== Supplied material
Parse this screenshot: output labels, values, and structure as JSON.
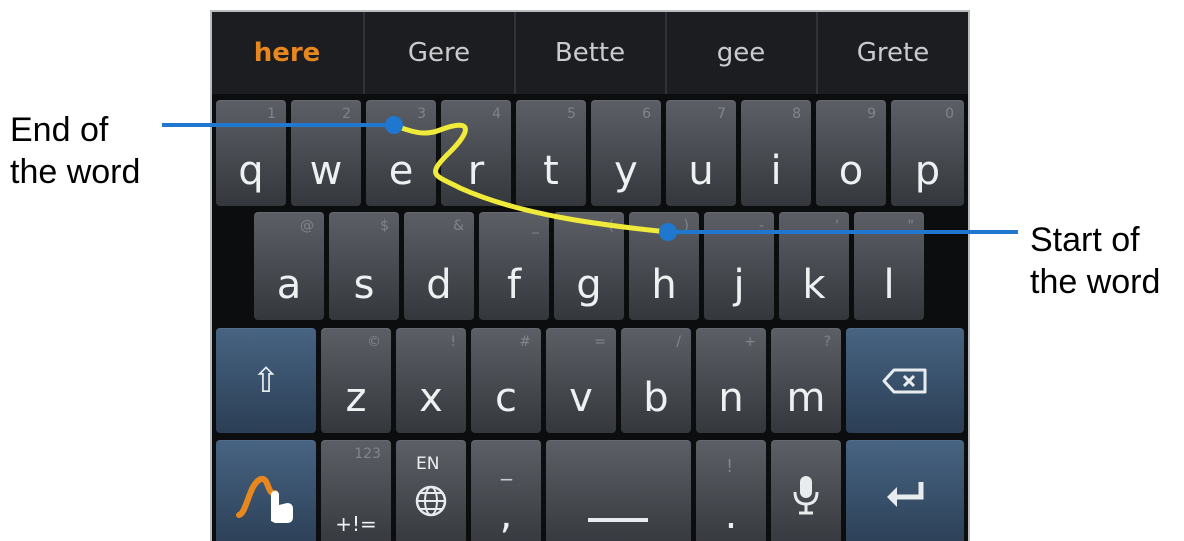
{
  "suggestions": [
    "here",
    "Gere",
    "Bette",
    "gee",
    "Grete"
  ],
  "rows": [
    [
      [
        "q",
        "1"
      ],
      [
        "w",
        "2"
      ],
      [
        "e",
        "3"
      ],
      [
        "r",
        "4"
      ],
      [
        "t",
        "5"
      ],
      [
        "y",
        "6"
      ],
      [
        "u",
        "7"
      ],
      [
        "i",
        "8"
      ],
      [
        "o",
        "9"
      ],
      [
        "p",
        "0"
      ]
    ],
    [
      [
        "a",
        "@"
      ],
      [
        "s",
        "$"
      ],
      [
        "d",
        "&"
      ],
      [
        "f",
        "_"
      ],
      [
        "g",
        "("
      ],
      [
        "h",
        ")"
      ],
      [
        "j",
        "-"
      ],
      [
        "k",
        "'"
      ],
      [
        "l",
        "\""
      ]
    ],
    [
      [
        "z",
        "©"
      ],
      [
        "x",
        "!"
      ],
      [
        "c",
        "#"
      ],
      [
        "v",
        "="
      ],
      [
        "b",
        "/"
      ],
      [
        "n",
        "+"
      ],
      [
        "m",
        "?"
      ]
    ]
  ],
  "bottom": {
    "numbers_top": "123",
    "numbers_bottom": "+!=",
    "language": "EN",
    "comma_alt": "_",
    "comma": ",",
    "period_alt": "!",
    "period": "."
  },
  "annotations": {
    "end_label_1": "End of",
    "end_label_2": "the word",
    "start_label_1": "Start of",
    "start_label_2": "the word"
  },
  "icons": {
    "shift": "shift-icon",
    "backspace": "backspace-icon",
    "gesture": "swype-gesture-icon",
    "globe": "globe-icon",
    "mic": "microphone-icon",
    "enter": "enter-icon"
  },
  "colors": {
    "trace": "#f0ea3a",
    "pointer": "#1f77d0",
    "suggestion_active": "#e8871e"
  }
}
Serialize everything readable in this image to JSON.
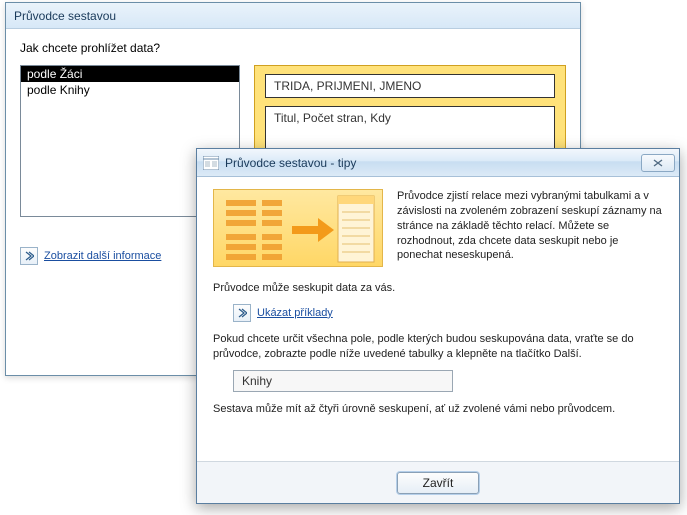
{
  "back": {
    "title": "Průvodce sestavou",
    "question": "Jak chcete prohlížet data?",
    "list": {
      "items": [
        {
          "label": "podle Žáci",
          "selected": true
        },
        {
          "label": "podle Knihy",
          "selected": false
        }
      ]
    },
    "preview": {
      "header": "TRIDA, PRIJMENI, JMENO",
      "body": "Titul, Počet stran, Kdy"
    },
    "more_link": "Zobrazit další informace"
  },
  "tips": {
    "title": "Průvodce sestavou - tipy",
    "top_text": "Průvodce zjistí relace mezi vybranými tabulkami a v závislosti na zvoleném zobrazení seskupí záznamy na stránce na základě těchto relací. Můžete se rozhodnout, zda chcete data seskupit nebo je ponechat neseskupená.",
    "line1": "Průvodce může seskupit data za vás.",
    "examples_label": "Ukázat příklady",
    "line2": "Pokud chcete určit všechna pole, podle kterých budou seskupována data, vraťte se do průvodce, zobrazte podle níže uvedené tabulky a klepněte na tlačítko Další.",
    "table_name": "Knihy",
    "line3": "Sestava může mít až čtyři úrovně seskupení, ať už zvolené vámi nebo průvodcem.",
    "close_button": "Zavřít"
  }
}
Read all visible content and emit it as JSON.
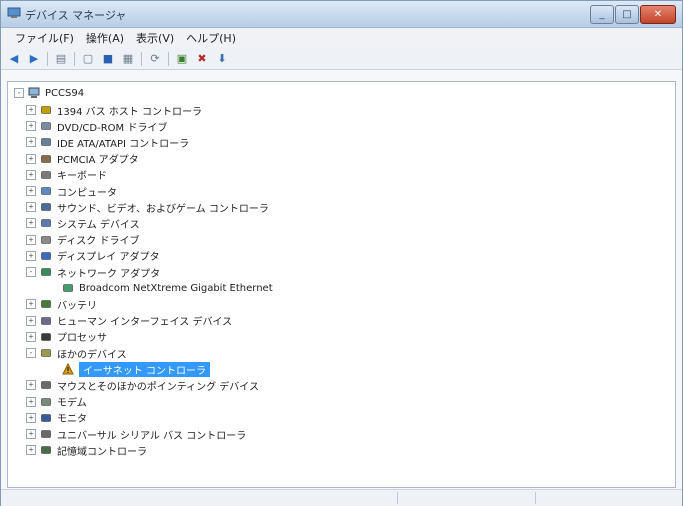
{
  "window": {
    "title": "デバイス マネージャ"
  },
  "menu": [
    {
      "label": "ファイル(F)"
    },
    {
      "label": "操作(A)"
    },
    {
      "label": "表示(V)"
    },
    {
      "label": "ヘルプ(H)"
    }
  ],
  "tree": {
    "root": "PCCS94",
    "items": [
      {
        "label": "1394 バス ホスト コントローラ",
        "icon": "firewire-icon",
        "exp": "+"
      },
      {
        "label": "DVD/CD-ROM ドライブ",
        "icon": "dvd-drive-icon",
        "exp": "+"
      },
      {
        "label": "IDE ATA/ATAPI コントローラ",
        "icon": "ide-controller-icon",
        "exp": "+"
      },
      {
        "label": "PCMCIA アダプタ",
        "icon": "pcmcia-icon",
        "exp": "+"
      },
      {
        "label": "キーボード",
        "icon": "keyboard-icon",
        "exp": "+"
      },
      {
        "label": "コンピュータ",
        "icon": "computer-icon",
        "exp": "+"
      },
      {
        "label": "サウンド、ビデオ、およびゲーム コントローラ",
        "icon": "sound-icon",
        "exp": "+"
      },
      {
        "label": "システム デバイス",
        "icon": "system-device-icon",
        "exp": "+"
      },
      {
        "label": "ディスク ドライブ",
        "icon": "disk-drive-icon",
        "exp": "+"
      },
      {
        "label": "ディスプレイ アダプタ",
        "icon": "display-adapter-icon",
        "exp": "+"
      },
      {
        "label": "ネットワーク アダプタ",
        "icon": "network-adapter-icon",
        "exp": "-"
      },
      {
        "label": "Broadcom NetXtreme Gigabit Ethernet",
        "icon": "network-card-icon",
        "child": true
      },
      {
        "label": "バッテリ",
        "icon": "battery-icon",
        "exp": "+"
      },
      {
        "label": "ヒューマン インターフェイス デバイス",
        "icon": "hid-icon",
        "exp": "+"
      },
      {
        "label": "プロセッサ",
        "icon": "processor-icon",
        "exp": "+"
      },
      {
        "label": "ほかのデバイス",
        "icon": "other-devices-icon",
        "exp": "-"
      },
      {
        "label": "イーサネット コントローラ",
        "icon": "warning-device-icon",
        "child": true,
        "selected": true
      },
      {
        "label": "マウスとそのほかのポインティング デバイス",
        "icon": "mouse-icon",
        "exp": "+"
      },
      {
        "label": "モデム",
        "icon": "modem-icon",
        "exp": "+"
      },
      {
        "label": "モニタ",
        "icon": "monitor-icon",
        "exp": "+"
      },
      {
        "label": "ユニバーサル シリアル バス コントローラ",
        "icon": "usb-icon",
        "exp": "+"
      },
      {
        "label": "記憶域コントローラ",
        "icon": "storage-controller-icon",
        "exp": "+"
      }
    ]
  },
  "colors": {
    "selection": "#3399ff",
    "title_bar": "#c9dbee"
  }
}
====
Do not include the images; transcribe the rest of the listing exactly.

#### The completed task
Parse this screenshot: output labels, values, and structure as JSON.
{
  "suggestions": [
    "here",
    "Gere",
    "Bette",
    "gee",
    "Grete"
  ],
  "rows": [
    [
      [
        "q",
        "1"
      ],
      [
        "w",
        "2"
      ],
      [
        "e",
        "3"
      ],
      [
        "r",
        "4"
      ],
      [
        "t",
        "5"
      ],
      [
        "y",
        "6"
      ],
      [
        "u",
        "7"
      ],
      [
        "i",
        "8"
      ],
      [
        "o",
        "9"
      ],
      [
        "p",
        "0"
      ]
    ],
    [
      [
        "a",
        "@"
      ],
      [
        "s",
        "$"
      ],
      [
        "d",
        "&"
      ],
      [
        "f",
        "_"
      ],
      [
        "g",
        "("
      ],
      [
        "h",
        ")"
      ],
      [
        "j",
        "-"
      ],
      [
        "k",
        "'"
      ],
      [
        "l",
        "\""
      ]
    ],
    [
      [
        "z",
        "©"
      ],
      [
        "x",
        "!"
      ],
      [
        "c",
        "#"
      ],
      [
        "v",
        "="
      ],
      [
        "b",
        "/"
      ],
      [
        "n",
        "+"
      ],
      [
        "m",
        "?"
      ]
    ]
  ],
  "bottom": {
    "numbers_top": "123",
    "numbers_bottom": "+!=",
    "language": "EN",
    "comma_alt": "_",
    "comma": ",",
    "period_alt": "!",
    "period": "."
  },
  "annotations": {
    "end_label_1": "End of",
    "end_label_2": "the word",
    "start_label_1": "Start of",
    "start_label_2": "the word"
  },
  "icons": {
    "shift": "shift-icon",
    "backspace": "backspace-icon",
    "gesture": "swype-gesture-icon",
    "globe": "globe-icon",
    "mic": "microphone-icon",
    "enter": "enter-icon"
  },
  "colors": {
    "trace": "#f0ea3a",
    "pointer": "#1f77d0",
    "suggestion_active": "#e8871e"
  }
}
Serialize everything readable in this image to JSON.
{
  "back": {
    "title": "Průvodce sestavou",
    "question": "Jak chcete prohlížet data?",
    "list": {
      "items": [
        {
          "label": "podle Žáci",
          "selected": true
        },
        {
          "label": "podle Knihy",
          "selected": false
        }
      ]
    },
    "preview": {
      "header": "TRIDA, PRIJMENI, JMENO",
      "body": "Titul, Počet stran, Kdy"
    },
    "more_link": "Zobrazit další informace"
  },
  "tips": {
    "title": "Průvodce sestavou - tipy",
    "top_text": "Průvodce zjistí relace mezi vybranými tabulkami a v závislosti na zvoleném zobrazení seskupí záznamy na stránce na základě těchto relací. Můžete se rozhodnout, zda chcete data seskupit nebo je ponechat neseskupená.",
    "line1": "Průvodce může seskupit data za vás.",
    "examples_label": "Ukázat příklady",
    "line2": "Pokud chcete určit všechna pole, podle kterých budou seskupována data, vraťte se do průvodce, zobrazte podle níže uvedené tabulky a klepněte na tlačítko Další.",
    "table_name": "Knihy",
    "line3": "Sestava může mít až čtyři úrovně seskupení, ať už zvolené vámi nebo průvodcem.",
    "close_button": "Zavřít"
  }
}
Read all visible content and emit it as JSON.
{
  "window": {
    "title": "デバイス マネージャ"
  },
  "menu": [
    {
      "label": "ファイル(F)"
    },
    {
      "label": "操作(A)"
    },
    {
      "label": "表示(V)"
    },
    {
      "label": "ヘルプ(H)"
    }
  ],
  "tree": {
    "root": "PCCS94",
    "items": [
      {
        "label": "1394 バス ホスト コントローラ",
        "icon": "firewire-icon",
        "exp": "+"
      },
      {
        "label": "DVD/CD-ROM ドライブ",
        "icon": "dvd-drive-icon",
        "exp": "+"
      },
      {
        "label": "IDE ATA/ATAPI コントローラ",
        "icon": "ide-controller-icon",
        "exp": "+"
      },
      {
        "label": "PCMCIA アダプタ",
        "icon": "pcmcia-icon",
        "exp": "+"
      },
      {
        "label": "キーボード",
        "icon": "keyboard-icon",
        "exp": "+"
      },
      {
        "label": "コンピュータ",
        "icon": "computer-icon",
        "exp": "+"
      },
      {
        "label": "サウンド、ビデオ、およびゲーム コントローラ",
        "icon": "sound-icon",
        "exp": "+"
      },
      {
        "label": "システム デバイス",
        "icon": "system-device-icon",
        "exp": "+"
      },
      {
        "label": "ディスク ドライブ",
        "icon": "disk-drive-icon",
        "exp": "+"
      },
      {
        "label": "ディスプレイ アダプタ",
        "icon": "display-adapter-icon",
        "exp": "+"
      },
      {
        "label": "ネットワーク アダプタ",
        "icon": "network-adapter-icon",
        "exp": "-"
      },
      {
        "label": "Broadcom NetXtreme Gigabit Ethernet",
        "icon": "network-card-icon",
        "child": true
      },
      {
        "label": "バッテリ",
        "icon": "battery-icon",
        "exp": "+"
      },
      {
        "label": "ヒューマン インターフェイス デバイス",
        "icon": "hid-icon",
        "exp": "+"
      },
      {
        "label": "プロセッサ",
        "icon": "processor-icon",
        "exp": "+"
      },
      {
        "label": "ほかのデバイス",
        "icon": "other-devices-icon",
        "exp": "-"
      },
      {
        "label": "イーサネット コントローラ",
        "icon": "warning-device-icon",
        "child": true,
        "selected": true
      },
      {
        "label": "マウスとそのほかのポインティング デバイス",
        "icon": "mouse-icon",
        "exp": "+"
      },
      {
        "label": "モデム",
        "icon": "modem-icon",
        "exp": "+"
      },
      {
        "label": "モニタ",
        "icon": "monitor-icon",
        "exp": "+"
      },
      {
        "label": "ユニバーサル シリアル バス コントローラ",
        "icon": "usb-icon",
        "exp": "+"
      },
      {
        "label": "記憶域コントローラ",
        "icon": "storage-controller-icon",
        "exp": "+"
      }
    ]
  },
  "colors": {
    "selection": "#3399ff",
    "title_bar": "#c9dbee"
  }
}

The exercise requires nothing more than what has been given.